* [Direction]: Which lines include the word "file"? Copy each of them.

* [Supplied material]:
++++++++++++++++++++

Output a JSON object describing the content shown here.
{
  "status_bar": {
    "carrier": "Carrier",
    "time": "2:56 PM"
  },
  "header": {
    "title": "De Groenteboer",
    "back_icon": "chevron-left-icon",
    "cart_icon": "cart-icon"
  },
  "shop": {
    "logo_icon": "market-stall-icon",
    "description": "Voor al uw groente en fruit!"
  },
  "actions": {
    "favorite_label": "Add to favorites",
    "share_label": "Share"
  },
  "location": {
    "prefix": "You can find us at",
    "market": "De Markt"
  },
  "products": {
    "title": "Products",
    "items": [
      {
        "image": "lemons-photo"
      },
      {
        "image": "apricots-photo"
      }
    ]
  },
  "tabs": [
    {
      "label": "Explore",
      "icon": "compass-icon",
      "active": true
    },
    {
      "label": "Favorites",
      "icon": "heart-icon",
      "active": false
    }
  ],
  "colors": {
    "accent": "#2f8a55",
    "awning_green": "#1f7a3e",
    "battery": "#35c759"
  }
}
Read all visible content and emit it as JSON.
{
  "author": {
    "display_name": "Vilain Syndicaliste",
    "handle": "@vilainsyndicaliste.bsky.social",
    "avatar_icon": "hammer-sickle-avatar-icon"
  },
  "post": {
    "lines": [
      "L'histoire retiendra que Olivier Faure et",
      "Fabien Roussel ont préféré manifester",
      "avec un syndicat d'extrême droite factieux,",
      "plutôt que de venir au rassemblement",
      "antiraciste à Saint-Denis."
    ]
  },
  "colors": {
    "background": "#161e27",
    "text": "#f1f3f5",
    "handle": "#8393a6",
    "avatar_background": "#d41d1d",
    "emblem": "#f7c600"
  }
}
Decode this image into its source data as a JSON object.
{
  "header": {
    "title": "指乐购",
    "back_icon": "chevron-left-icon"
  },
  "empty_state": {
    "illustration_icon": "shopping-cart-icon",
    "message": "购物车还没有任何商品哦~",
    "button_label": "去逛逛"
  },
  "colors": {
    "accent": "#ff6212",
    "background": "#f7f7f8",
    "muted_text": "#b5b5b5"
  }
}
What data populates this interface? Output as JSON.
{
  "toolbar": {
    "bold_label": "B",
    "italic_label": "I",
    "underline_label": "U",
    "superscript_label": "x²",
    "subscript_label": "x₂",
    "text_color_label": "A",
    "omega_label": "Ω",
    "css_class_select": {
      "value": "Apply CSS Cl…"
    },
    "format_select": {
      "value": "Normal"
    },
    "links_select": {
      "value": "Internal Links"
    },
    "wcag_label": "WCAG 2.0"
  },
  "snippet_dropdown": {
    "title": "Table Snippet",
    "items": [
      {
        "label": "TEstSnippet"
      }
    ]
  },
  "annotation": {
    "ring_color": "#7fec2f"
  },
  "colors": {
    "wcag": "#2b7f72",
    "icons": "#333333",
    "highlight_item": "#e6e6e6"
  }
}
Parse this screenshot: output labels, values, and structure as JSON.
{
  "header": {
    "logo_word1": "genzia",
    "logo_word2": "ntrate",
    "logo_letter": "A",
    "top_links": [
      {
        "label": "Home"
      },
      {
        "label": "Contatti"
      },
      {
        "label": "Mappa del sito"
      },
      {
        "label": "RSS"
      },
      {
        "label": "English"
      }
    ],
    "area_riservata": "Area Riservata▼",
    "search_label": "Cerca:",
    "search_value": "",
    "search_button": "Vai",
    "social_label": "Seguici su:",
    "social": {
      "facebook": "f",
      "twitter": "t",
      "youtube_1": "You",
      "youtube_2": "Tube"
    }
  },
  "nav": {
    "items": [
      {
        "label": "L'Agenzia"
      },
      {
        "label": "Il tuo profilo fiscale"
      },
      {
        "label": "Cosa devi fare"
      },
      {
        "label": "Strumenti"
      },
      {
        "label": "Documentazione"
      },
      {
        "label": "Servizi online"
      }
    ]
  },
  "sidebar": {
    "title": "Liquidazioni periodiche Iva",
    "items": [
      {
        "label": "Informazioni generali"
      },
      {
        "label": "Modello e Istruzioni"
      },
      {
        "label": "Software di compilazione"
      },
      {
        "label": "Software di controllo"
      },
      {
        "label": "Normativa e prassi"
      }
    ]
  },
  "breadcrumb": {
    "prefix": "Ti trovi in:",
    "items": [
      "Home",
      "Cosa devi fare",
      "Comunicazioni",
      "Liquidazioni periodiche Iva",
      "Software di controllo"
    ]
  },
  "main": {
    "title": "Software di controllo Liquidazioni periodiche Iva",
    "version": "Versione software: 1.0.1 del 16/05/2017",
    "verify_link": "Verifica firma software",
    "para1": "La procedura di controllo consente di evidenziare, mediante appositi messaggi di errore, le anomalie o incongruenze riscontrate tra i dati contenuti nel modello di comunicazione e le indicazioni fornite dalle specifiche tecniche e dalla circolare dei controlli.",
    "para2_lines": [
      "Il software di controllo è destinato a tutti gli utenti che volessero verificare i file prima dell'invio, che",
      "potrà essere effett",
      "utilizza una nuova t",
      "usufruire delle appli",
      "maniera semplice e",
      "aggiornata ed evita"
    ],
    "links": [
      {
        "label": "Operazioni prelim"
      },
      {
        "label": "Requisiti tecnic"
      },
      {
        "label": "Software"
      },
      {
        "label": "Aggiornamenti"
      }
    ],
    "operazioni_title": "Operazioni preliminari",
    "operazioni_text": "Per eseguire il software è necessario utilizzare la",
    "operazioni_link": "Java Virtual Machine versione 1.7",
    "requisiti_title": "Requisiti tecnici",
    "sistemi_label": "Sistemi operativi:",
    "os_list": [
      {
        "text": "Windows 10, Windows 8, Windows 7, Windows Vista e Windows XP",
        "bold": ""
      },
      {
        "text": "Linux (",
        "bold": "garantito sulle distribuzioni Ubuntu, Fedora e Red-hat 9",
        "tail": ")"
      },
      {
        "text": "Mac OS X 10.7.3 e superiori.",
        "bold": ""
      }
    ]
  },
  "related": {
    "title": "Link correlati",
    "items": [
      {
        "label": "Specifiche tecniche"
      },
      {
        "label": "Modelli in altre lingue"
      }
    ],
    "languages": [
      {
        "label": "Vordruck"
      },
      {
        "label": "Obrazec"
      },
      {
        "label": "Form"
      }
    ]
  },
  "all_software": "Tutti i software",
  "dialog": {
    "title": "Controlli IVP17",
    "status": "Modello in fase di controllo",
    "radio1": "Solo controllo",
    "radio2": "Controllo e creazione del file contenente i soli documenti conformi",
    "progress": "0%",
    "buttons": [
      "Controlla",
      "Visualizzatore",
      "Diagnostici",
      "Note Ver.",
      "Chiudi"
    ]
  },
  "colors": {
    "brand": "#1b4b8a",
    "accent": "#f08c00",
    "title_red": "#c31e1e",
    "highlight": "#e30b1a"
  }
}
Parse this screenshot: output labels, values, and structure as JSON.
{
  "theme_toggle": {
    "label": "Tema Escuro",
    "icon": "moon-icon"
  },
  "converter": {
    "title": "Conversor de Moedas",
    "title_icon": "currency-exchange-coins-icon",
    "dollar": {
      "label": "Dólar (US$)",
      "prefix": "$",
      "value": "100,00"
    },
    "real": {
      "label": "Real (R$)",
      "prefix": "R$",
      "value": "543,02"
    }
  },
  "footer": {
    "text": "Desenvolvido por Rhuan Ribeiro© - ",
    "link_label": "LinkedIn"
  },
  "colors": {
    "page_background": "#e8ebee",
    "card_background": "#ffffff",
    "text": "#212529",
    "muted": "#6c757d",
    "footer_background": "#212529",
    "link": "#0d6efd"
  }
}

++++++++++++++++++++

* [The answer]:
      "Il software di controllo è destinato a tutti gli utenti che volessero verificare i file prima dell'invio, che",
    "radio2": "Controllo e creazione del file contenente i soli documenti conformi",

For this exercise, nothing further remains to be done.